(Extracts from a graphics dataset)
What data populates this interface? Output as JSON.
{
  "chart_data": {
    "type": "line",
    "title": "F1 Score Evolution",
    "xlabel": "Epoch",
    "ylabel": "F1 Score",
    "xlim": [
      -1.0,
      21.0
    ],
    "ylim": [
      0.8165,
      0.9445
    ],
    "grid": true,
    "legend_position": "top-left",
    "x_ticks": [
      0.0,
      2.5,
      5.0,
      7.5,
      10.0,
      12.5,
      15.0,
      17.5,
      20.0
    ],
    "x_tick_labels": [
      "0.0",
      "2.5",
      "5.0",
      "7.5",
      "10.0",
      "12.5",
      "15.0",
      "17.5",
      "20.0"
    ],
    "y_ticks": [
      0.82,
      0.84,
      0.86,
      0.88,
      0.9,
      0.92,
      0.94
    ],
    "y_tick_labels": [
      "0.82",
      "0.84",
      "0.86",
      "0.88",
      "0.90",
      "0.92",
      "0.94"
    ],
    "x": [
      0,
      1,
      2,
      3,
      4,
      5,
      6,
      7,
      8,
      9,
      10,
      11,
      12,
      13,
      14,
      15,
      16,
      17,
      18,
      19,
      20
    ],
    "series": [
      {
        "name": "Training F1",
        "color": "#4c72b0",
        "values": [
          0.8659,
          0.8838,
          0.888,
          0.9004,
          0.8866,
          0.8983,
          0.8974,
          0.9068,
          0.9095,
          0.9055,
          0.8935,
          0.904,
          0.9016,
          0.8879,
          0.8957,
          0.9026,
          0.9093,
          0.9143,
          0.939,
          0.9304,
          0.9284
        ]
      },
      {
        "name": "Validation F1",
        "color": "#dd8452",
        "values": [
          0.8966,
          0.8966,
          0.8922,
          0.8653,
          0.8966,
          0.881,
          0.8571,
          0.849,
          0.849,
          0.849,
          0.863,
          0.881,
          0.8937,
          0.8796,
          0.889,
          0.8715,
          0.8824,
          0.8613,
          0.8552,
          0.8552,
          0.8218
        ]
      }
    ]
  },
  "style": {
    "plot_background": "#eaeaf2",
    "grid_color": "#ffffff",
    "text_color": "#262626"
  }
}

TASK REQUIREMENTS
Your task is to reproduce the whole listing exactly.

COMPLETED EXERCISE
What data populates this interface? Output as JSON.
{
  "chart_data": {
    "type": "line",
    "title": "F1 Score Evolution",
    "xlabel": "Epoch",
    "ylabel": "F1 Score",
    "xlim": [
      -1.0,
      21.0
    ],
    "ylim": [
      0.8165,
      0.9445
    ],
    "grid": true,
    "legend_position": "top-left",
    "x_ticks": [
      0.0,
      2.5,
      5.0,
      7.5,
      10.0,
      12.5,
      15.0,
      17.5,
      20.0
    ],
    "x_tick_labels": [
      "0.0",
      "2.5",
      "5.0",
      "7.5",
      "10.0",
      "12.5",
      "15.0",
      "17.5",
      "20.0"
    ],
    "y_ticks": [
      0.82,
      0.84,
      0.86,
      0.88,
      0.9,
      0.92,
      0.94
    ],
    "y_tick_labels": [
      "0.82",
      "0.84",
      "0.86",
      "0.88",
      "0.90",
      "0.92",
      "0.94"
    ],
    "x": [
      0,
      1,
      2,
      3,
      4,
      5,
      6,
      7,
      8,
      9,
      10,
      11,
      12,
      13,
      14,
      15,
      16,
      17,
      18,
      19,
      20
    ],
    "series": [
      {
        "name": "Training F1",
        "color": "#4c72b0",
        "values": [
          0.8659,
          0.8838,
          0.888,
          0.9004,
          0.8866,
          0.8983,
          0.8974,
          0.9068,
          0.9095,
          0.9055,
          0.8935,
          0.904,
          0.9016,
          0.8879,
          0.8957,
          0.9026,
          0.9093,
          0.9143,
          0.939,
          0.9304,
          0.9284
        ]
      },
      {
        "name": "Validation F1",
        "color": "#dd8452",
        "values": [
          0.8966,
          0.8966,
          0.8922,
          0.8653,
          0.8966,
          0.881,
          0.8571,
          0.849,
          0.849,
          0.849,
          0.863,
          0.881,
          0.8937,
          0.8796,
          0.889,
          0.8715,
          0.8824,
          0.8613,
          0.8552,
          0.8552,
          0.8218
        ]
      }
    ]
  },
  "style": {
    "plot_background": "#eaeaf2",
    "grid_color": "#ffffff",
    "text_color": "#262626"
  }
}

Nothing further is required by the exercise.